Pick out each line below containing "CASP".
** Provided information follows **
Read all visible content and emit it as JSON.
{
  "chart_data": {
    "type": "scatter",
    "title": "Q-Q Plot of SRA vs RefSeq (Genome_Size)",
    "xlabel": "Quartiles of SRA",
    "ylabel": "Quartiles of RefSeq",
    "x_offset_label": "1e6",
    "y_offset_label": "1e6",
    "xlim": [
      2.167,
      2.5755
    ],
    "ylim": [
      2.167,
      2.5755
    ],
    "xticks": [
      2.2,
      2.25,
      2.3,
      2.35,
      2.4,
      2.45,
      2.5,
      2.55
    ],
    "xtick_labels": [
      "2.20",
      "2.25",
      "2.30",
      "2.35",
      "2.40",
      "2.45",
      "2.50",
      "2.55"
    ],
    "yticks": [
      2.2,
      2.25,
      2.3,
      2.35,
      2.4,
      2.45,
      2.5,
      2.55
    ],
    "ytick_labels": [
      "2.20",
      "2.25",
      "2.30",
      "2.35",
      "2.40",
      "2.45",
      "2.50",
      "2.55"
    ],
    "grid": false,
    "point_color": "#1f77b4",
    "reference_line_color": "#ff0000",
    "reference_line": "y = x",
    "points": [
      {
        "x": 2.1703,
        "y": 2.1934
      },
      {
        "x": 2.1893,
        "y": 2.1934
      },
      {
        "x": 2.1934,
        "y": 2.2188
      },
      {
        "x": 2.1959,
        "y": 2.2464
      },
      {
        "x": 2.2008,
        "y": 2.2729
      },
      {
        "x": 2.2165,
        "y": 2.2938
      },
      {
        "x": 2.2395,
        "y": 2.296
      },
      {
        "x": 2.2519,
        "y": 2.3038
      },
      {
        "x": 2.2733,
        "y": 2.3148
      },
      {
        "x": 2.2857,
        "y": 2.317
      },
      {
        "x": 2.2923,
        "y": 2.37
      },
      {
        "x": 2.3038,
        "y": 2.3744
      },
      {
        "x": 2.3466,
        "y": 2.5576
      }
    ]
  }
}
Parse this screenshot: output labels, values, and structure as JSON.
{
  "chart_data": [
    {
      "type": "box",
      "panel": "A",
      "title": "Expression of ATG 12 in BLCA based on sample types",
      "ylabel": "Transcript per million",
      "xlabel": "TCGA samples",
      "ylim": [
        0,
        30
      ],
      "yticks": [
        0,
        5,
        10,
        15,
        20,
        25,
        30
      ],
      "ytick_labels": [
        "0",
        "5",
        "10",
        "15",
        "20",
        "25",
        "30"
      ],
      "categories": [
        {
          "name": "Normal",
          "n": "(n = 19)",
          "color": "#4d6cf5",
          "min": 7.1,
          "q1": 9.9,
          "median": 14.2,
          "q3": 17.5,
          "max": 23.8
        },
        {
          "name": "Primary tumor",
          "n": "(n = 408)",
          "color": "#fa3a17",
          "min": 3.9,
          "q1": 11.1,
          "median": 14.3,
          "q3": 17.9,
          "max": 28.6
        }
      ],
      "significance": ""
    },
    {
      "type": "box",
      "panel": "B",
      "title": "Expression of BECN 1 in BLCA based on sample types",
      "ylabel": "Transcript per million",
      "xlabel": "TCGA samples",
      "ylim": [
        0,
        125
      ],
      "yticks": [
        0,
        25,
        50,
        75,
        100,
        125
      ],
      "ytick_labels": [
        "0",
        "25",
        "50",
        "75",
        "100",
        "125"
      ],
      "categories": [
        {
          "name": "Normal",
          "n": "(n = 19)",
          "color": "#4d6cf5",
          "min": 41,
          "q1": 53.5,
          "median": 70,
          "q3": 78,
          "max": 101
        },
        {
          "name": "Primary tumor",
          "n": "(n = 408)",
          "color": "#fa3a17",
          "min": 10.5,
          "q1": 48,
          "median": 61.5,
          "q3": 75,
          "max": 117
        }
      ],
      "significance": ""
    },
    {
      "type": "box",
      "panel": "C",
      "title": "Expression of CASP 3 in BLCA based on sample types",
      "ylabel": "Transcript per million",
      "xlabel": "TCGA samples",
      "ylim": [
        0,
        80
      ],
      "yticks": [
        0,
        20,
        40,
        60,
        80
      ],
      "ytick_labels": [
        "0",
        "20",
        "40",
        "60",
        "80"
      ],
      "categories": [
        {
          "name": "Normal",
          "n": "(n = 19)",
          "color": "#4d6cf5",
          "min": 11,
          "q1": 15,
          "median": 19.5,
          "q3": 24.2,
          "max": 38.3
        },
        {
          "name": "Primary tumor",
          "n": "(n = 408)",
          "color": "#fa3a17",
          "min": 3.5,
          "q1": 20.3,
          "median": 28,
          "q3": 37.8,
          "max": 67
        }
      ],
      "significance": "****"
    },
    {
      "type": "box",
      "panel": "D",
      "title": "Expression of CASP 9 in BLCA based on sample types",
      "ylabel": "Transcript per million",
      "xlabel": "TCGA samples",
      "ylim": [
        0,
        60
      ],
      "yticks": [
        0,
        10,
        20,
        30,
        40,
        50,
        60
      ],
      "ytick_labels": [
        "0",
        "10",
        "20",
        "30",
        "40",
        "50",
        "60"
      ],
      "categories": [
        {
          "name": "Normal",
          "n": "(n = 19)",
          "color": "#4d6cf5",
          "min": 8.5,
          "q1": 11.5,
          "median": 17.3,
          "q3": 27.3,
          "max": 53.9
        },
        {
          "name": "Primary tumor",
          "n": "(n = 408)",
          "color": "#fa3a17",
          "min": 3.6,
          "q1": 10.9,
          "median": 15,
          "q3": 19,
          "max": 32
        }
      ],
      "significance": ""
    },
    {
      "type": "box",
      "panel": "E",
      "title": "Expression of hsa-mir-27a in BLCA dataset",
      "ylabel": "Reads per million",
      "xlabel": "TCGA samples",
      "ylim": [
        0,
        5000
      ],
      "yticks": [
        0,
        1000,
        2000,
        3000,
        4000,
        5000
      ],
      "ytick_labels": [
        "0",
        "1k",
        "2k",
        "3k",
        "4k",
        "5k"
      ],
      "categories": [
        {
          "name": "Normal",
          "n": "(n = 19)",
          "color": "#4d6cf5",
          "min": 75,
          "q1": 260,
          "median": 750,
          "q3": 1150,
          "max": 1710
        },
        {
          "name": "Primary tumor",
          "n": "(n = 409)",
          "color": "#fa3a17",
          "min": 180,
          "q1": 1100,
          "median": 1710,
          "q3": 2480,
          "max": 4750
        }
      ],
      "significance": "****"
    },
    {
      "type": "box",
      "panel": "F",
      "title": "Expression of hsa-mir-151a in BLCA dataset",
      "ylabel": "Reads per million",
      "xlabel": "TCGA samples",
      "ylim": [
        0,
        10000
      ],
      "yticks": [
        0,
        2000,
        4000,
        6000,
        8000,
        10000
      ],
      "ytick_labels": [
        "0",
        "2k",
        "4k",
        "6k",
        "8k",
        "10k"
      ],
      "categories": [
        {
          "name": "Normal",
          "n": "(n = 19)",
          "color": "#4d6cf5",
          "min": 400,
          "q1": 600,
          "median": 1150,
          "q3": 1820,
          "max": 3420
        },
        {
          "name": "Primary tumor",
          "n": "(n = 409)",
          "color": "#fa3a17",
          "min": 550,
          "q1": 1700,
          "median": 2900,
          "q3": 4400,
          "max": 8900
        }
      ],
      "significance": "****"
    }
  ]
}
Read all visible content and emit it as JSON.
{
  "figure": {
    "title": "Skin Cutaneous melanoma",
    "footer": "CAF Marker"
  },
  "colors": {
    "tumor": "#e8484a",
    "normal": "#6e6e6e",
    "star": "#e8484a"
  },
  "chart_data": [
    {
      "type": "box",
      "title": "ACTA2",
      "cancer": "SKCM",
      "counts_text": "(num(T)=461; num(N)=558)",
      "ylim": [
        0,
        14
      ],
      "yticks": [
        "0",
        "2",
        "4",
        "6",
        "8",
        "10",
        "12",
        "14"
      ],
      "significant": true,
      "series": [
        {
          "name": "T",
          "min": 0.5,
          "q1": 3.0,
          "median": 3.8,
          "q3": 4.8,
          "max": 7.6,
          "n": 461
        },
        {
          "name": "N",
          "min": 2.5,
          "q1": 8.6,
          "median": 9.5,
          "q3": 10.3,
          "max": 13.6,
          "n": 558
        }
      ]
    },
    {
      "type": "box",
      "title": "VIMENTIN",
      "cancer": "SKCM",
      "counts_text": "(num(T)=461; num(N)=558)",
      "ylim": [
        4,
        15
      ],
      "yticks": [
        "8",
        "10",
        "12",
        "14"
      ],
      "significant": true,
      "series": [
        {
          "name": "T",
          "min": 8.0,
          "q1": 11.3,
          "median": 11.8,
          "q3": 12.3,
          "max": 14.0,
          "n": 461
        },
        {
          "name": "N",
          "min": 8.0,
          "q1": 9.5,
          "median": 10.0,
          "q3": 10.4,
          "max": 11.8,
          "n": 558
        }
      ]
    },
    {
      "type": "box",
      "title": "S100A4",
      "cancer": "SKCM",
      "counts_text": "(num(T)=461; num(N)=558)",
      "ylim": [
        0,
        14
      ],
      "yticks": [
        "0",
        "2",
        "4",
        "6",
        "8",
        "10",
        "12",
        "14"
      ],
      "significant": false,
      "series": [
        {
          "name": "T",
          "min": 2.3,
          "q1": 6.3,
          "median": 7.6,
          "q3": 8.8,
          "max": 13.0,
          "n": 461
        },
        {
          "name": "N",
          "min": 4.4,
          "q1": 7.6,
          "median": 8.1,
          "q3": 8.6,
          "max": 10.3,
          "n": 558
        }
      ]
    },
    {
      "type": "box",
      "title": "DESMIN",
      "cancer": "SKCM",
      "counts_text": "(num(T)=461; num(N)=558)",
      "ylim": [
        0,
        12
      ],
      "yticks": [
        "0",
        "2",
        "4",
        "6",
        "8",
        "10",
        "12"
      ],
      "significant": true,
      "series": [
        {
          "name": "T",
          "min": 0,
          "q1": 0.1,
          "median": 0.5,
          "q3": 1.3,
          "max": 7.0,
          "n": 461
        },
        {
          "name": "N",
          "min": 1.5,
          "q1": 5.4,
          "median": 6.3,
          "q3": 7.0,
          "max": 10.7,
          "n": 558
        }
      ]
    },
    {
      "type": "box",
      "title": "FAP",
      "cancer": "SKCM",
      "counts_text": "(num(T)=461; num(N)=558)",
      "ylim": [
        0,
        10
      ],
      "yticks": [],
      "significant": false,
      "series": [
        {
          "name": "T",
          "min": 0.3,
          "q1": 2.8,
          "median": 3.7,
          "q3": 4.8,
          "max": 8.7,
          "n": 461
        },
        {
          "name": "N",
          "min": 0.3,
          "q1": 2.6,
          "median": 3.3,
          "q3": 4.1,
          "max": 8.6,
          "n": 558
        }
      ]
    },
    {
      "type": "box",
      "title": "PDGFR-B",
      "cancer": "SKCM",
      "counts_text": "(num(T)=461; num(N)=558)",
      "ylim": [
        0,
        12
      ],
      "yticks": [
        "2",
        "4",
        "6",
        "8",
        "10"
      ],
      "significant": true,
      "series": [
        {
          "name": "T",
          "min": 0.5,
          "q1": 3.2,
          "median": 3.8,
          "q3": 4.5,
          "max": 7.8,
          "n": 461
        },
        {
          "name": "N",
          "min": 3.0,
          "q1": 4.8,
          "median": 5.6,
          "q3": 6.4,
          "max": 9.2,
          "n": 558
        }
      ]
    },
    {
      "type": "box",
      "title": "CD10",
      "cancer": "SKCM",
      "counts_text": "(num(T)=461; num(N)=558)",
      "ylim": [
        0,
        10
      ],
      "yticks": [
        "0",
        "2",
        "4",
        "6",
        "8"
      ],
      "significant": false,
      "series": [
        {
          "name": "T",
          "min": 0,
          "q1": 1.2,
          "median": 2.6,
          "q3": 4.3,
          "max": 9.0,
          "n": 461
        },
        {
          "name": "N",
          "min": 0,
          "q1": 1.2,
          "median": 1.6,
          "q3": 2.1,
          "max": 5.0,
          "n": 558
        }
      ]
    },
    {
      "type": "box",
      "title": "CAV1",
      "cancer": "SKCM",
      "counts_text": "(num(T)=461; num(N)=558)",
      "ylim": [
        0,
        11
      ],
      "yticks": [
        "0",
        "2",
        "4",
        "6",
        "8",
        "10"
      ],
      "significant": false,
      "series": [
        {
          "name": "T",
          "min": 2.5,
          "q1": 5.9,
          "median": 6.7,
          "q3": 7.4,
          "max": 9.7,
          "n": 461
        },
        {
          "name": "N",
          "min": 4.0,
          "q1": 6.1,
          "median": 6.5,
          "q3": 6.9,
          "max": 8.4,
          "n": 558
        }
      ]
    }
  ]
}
** End of Provided information **
- **Expected answer**:
      "title": "Expression of CASP 3 in BLCA based on sample types",
      "title": "Expression of CASP 9 in BLCA based on sample types",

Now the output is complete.